Task brief: Below is a set of records; restate each one word for word.

/---

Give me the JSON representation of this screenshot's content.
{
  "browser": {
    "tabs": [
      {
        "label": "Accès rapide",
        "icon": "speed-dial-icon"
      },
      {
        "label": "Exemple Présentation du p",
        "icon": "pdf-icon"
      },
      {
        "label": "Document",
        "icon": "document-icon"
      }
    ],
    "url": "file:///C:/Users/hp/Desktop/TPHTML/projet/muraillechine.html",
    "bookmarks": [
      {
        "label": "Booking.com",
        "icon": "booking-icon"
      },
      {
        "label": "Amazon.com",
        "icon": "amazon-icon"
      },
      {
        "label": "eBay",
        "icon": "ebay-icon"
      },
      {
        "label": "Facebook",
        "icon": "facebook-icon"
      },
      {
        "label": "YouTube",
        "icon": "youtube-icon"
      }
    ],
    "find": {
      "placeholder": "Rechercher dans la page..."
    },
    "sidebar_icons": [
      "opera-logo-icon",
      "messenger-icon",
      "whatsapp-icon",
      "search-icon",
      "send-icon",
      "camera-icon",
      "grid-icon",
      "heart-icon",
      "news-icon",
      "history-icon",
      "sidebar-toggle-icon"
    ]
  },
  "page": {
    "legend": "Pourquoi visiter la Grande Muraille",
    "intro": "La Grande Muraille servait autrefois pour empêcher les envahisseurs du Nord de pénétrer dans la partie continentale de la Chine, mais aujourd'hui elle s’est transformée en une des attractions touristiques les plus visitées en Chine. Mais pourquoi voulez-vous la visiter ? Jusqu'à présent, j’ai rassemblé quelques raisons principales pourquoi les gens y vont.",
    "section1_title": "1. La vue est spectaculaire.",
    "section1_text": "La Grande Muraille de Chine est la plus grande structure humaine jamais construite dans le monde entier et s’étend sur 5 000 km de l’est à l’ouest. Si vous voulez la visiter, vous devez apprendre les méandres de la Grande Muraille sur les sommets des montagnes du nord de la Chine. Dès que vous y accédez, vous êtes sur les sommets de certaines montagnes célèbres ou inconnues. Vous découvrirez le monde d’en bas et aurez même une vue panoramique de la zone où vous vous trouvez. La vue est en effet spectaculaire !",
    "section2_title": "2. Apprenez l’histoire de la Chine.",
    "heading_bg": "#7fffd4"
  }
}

\---

Written reply:
Give me the JSON representation of this screenshot's content.
{
  "browser": {
    "tabs": [
      {
        "label": "Accès rapide",
        "icon": "speed-dial-icon"
      },
      {
        "label": "Exemple Présentation du p",
        "icon": "pdf-icon"
      },
      {
        "label": "Document",
        "icon": "document-icon"
      }
    ],
    "url": "file:///C:/Users/hp/Desktop/TPHTML/projet/muraillechine.html",
    "bookmarks": [
      {
        "label": "Booking.com",
        "icon": "booking-icon"
      },
      {
        "label": "Amazon.com",
        "icon": "amazon-icon"
      },
      {
        "label": "eBay",
        "icon": "ebay-icon"
      },
      {
        "label": "Facebook",
        "icon": "facebook-icon"
      },
      {
        "label": "YouTube",
        "icon": "youtube-icon"
      }
    ],
    "find": {
      "placeholder": "Rechercher dans la page..."
    },
    "sidebar_icons": [
      "opera-logo-icon",
      "messenger-icon",
      "whatsapp-icon",
      "search-icon",
      "send-icon",
      "camera-icon",
      "grid-icon",
      "heart-icon",
      "news-icon",
      "history-icon",
      "sidebar-toggle-icon"
    ]
  },
  "page": {
    "legend": "Pourquoi visiter la Grande Muraille",
    "intro": "La Grande Muraille servait autrefois pour empêcher les envahisseurs du Nord de pénétrer dans la partie continentale de la Chine, mais aujourd'hui elle s’est transformée en une des attractions touristiques les plus visitées en Chine. Mais pourquoi voulez-vous la visiter ? Jusqu'à présent, j’ai rassemblé quelques raisons principales pourquoi les gens y vont.",
    "section1_title": "1. La vue est spectaculaire.",
    "section1_text": "La Grande Muraille de Chine est la plus grande structure humaine jamais construite dans le monde entier et s’étend sur 5 000 km de l’est à l’ouest. Si vous voulez la visiter, vous devez apprendre les méandres de la Grande Muraille sur les sommets des montagnes du nord de la Chine. Dès que vous y accédez, vous êtes sur les sommets de certaines montagnes célèbres ou inconnues. Vous découvrirez le monde d’en bas et aurez même une vue panoramique de la zone où vous vous trouvez. La vue est en effet spectaculaire !",
    "section2_title": "2. Apprenez l’histoire de la Chine.",
    "heading_bg": "#7fffd4"
  }
}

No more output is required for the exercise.